* begin *
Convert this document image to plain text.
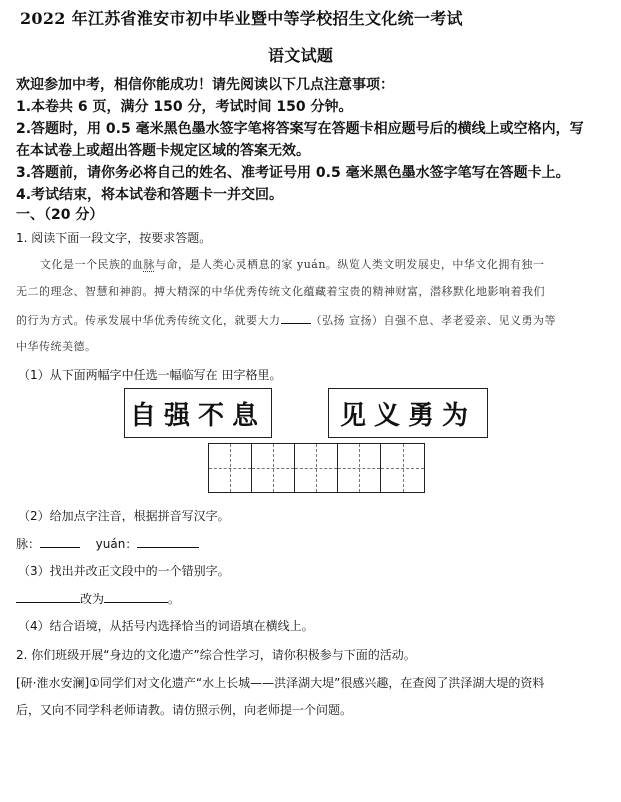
2022 年江苏省淮安市初中毕业暨中等学校招生文化统一考试
语文试题
欢迎参加中考，相信你能成功！请先阅读以下几点注意事项：
1.本卷共 6 页，满分 150 分，考试时间 150 分钟。
2.答题时，用 0.5 毫米黑色墨水签字笔将答案写在答题卡相应题号后的横线上或空格内，写
在本试卷上或超出答题卡规定区域的答案无效。
3.答题前，请你务必将自己的姓名、准考证号用 0.5 毫米黑色墨水签字笔写在答题卡上。
4.考试结束，将本试卷和答题卡一并交回。
一、（20 分）
1. 阅读下面一段文字，按要求答题。
文化是一个民族的血脉与命，是人类心灵栖息的家 yuán。纵览人类文明发展史，中华文化拥有独一
无二的理念、智慧和神韵。搏大精深的中华优秀传统文化蕴藏着宝贵的精神财富，潜移默化地影响着我们
的行为方式。传承发展中华优秀传统文化，就要大力	（弘扬 宣扬）自强不息、孝老爱亲、见义勇为等
中华传统美德。
（1）从下面两幅字中任选一幅临写在 田字格里。
自强不息	见义勇为
（2）给加点字注音，根据拼音写汉字。
脉：	yuán：
（3）找出并改正文段中的一个错别字。
改为	。
（4）结合语境，从括号内选择恰当的词语填在横线上。
2. 你们班级开展“身边的文化遗产”综合性学习，请你积极参与下面的活动。
[研·淮水安澜]①同学们对文化遗产“水上长城——洪泽湖大堤”很感兴趣，在查阅了洪泽湖大堤的资料
后，又向不同学科老师请教。请仿照示例，向老师提一个问题。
* end *
Except for the pictures, give all the material above again verbatim.

Convert this document image to plain text.
2022 年江苏省淮安市初中毕业暨中等学校招生文化统一考试
语文试题
欢迎参加中考，相信你能成功！请先阅读以下几点注意事项：
1.本卷共 6 页，满分 150 分，考试时间 150 分钟。
2.答题时，用 0.5 毫米黑色墨水签字笔将答案写在答题卡相应题号后的横线上或空格内，写
在本试卷上或超出答题卡规定区域的答案无效。
3.答题前，请你务必将自己的姓名、准考证号用 0.5 毫米黑色墨水签字笔写在答题卡上。
4.考试结束，将本试卷和答题卡一并交回。
一、（20 分）
1. 阅读下面一段文字，按要求答题。
文化是一个民族的血脉与命，是人类心灵栖息的家 yuán。纵览人类文明发展史，中华文化拥有独一
无二的理念、智慧和神韵。搏大精深的中华优秀传统文化蕴藏着宝贵的精神财富，潜移默化地影响着我们
的行为方式。传承发展中华优秀传统文化，就要大力	（弘扬 宣扬）自强不息、孝老爱亲、见义勇为等
中华传统美德。
（1）从下面两幅字中任选一幅临写在 田字格里。
自强不息	见义勇为
（2）给加点字注音，根据拼音写汉字。
脉：	yuán：
（3）找出并改正文段中的一个错别字。
改为	。
（4）结合语境，从括号内选择恰当的词语填在横线上。
2. 你们班级开展“身边的文化遗产”综合性学习，请你积极参与下面的活动。
[研·淮水安澜]①同学们对文化遗产“水上长城——洪泽湖大堤”很感兴趣，在查阅了洪泽湖大堤的资料
后，又向不同学科老师请教。请仿照示例，向老师提一个问题。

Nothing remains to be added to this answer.